→ **Exercise instructions**:
Each entry should be quoted word for word, including every mark of punctuation.

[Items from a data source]
>>>>

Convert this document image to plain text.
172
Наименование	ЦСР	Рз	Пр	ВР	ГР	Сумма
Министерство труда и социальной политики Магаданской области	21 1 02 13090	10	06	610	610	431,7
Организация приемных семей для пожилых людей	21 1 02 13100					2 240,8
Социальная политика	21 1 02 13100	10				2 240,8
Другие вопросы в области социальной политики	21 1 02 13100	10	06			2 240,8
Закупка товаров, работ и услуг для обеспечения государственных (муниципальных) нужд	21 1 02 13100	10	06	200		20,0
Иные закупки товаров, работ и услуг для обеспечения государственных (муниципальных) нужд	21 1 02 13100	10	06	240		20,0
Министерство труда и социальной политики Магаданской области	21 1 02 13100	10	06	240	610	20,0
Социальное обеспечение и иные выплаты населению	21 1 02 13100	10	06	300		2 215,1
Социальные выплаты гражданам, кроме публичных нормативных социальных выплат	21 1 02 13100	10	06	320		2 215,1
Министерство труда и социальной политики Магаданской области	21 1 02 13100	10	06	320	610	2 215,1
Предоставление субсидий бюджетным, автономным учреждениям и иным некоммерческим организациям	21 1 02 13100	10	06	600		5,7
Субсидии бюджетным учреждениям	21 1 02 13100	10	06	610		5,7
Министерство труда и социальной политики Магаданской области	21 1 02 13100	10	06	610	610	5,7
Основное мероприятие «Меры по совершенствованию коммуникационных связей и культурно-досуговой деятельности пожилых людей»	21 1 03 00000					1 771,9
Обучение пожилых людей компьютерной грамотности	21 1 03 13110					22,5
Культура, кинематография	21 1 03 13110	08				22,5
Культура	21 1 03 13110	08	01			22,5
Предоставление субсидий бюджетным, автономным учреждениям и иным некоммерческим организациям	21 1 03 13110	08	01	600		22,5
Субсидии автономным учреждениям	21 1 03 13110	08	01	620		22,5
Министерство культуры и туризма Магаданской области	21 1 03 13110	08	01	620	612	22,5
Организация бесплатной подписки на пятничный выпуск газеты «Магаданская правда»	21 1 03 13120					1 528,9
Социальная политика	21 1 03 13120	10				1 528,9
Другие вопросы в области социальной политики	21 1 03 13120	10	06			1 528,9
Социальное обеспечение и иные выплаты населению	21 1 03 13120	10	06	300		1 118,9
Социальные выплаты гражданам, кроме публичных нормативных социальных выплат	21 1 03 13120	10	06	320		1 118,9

<<<<

→ **Task result**:
Convert this document image to plain text.
172
Наименование	ЦСР	Рз	Пр	ВР	ГР	Сумма
Министерство труда и социальной политики Магаданской области	21 1 02 13090	10	06	610	610	431,7
Организация приемных семей для пожилых людей	21 1 02 13100					2 240,8
Социальная политика	21 1 02 13100	10				2 240,8
Другие вопросы в области социальной политики	21 1 02 13100	10	06			2 240,8
Закупка товаров, работ и услуг для обеспечения государственных (муниципальных) нужд	21 1 02 13100	10	06	200		20,0
Иные закупки товаров, работ и услуг для обеспечения государственных (муниципальных) нужд	21 1 02 13100	10	06	240		20,0
Министерство труда и социальной политики Магаданской области	21 1 02 13100	10	06	240	610	20,0
Социальное обеспечение и иные выплаты населению	21 1 02 13100	10	06	300		2 215,1
Социальные выплаты гражданам, кроме публичных нормативных социальных выплат	21 1 02 13100	10	06	320		2 215,1
Министерство труда и социальной политики Магаданской области	21 1 02 13100	10	06	320	610	2 215,1
Предоставление субсидий бюджетным, автономным учреждениям и иным некоммерческим организациям	21 1 02 13100	10	06	600		5,7
Субсидии бюджетным учреждениям	21 1 02 13100	10	06	610		5,7
Министерство труда и социальной политики Магаданской области	21 1 02 13100	10	06	610	610	5,7
Основное мероприятие «Меры по совершенствованию коммуникационных связей и культурно-досуговой деятельности пожилых людей»	21 1 03 00000					1 771,9
Обучение пожилых людей компьютерной грамотности	21 1 03 13110					22,5
Культура, кинематография	21 1 03 13110	08				22,5
Культура	21 1 03 13110	08	01			22,5
Предоставление субсидий бюджетным, автономным учреждениям и иным некоммерческим организациям	21 1 03 13110	08	01	600		22,5
Субсидии автономным учреждениям	21 1 03 13110	08	01	620		22,5
Министерство культуры и туризма Магаданской области	21 1 03 13110	08	01	620	612	22,5
Организация бесплатной подписки на пятничный выпуск газеты «Магаданская правда»	21 1 03 13120					1 528,9
Социальная политика	21 1 03 13120	10				1 528,9
Другие вопросы в области социальной политики	21 1 03 13120	10	06			1 528,9
Социальное обеспечение и иные выплаты населению	21 1 03 13120	10	06	300		1 118,9
Социальные выплаты гражданам, кроме публичных нормативных социальных выплат	21 1 03 13120	10	06	320		1 118,9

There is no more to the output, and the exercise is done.